Would you retype the records below exactly as they appear?
[Start of Attachment]
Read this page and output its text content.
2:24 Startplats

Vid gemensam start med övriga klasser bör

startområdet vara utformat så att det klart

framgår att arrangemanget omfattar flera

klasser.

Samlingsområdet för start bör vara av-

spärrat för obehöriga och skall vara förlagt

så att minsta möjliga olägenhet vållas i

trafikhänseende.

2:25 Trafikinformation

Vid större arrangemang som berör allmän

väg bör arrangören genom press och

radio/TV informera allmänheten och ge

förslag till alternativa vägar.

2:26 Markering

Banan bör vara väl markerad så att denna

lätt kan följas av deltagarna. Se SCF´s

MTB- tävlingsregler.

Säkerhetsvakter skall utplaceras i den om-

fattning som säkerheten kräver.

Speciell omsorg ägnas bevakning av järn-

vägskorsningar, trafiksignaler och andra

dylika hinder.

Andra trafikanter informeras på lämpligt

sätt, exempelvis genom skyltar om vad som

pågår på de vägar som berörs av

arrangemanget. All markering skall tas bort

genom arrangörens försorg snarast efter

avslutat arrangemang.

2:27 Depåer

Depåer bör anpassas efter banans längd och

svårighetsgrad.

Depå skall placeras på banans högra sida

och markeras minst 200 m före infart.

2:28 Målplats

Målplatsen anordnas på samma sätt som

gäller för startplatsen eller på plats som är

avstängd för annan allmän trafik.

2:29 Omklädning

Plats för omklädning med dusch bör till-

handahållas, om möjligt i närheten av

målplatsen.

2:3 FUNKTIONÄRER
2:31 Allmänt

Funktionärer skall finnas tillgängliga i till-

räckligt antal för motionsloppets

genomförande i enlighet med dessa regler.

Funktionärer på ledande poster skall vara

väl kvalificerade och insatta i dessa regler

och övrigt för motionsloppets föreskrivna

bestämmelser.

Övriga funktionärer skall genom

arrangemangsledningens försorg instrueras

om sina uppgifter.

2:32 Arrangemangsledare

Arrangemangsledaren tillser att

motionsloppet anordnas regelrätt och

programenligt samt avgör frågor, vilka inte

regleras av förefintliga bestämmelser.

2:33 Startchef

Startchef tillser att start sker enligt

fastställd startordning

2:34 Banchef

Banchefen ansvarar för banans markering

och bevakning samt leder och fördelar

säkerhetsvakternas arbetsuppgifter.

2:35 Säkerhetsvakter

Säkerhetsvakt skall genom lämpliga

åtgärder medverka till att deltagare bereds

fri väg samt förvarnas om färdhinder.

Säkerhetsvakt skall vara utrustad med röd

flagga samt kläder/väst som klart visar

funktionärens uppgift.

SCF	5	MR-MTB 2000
[End of Attachment]
- Answer area
Read this page and output its text content.
2:24 Startplats

Vid gemensam start med övriga klasser bör

startområdet vara utformat så att det klart

framgår att arrangemanget omfattar flera

klasser.

Samlingsområdet för start bör vara av-

spärrat för obehöriga och skall vara förlagt

så att minsta möjliga olägenhet vållas i

trafikhänseende.

2:25 Trafikinformation

Vid större arrangemang som berör allmän

väg bör arrangören genom press och

radio/TV informera allmänheten och ge

förslag till alternativa vägar.

2:26 Markering

Banan bör vara väl markerad så att denna

lätt kan följas av deltagarna. Se SCF´s

MTB- tävlingsregler.

Säkerhetsvakter skall utplaceras i den om-

fattning som säkerheten kräver.

Speciell omsorg ägnas bevakning av järn-

vägskorsningar, trafiksignaler och andra

dylika hinder.

Andra trafikanter informeras på lämpligt

sätt, exempelvis genom skyltar om vad som

pågår på de vägar som berörs av

arrangemanget. All markering skall tas bort

genom arrangörens försorg snarast efter

avslutat arrangemang.

2:27 Depåer

Depåer bör anpassas efter banans längd och

svårighetsgrad.

Depå skall placeras på banans högra sida

och markeras minst 200 m före infart.

2:28 Målplats

Målplatsen anordnas på samma sätt som

gäller för startplatsen eller på plats som är

avstängd för annan allmän trafik.

2:29 Omklädning

Plats för omklädning med dusch bör till-

handahållas, om möjligt i närheten av

målplatsen.

2:3 FUNKTIONÄRER
2:31 Allmänt

Funktionärer skall finnas tillgängliga i till-

räckligt antal för motionsloppets

genomförande i enlighet med dessa regler.

Funktionärer på ledande poster skall vara

väl kvalificerade och insatta i dessa regler

och övrigt för motionsloppets föreskrivna

bestämmelser.

Övriga funktionärer skall genom

arrangemangsledningens försorg instrueras

om sina uppgifter.

2:32 Arrangemangsledare

Arrangemangsledaren tillser att

motionsloppet anordnas regelrätt och

programenligt samt avgör frågor, vilka inte

regleras av förefintliga bestämmelser.

2:33 Startchef

Startchef tillser att start sker enligt

fastställd startordning

2:34 Banchef

Banchefen ansvarar för banans markering

och bevakning samt leder och fördelar

säkerhetsvakternas arbetsuppgifter.

2:35 Säkerhetsvakter

Säkerhetsvakt skall genom lämpliga

åtgärder medverka till att deltagare bereds

fri väg samt förvarnas om färdhinder.

Säkerhetsvakt skall vara utrustad med röd

flagga samt kläder/väst som klart visar

funktionärens uppgift.

SCF	5	MR-MTB 2000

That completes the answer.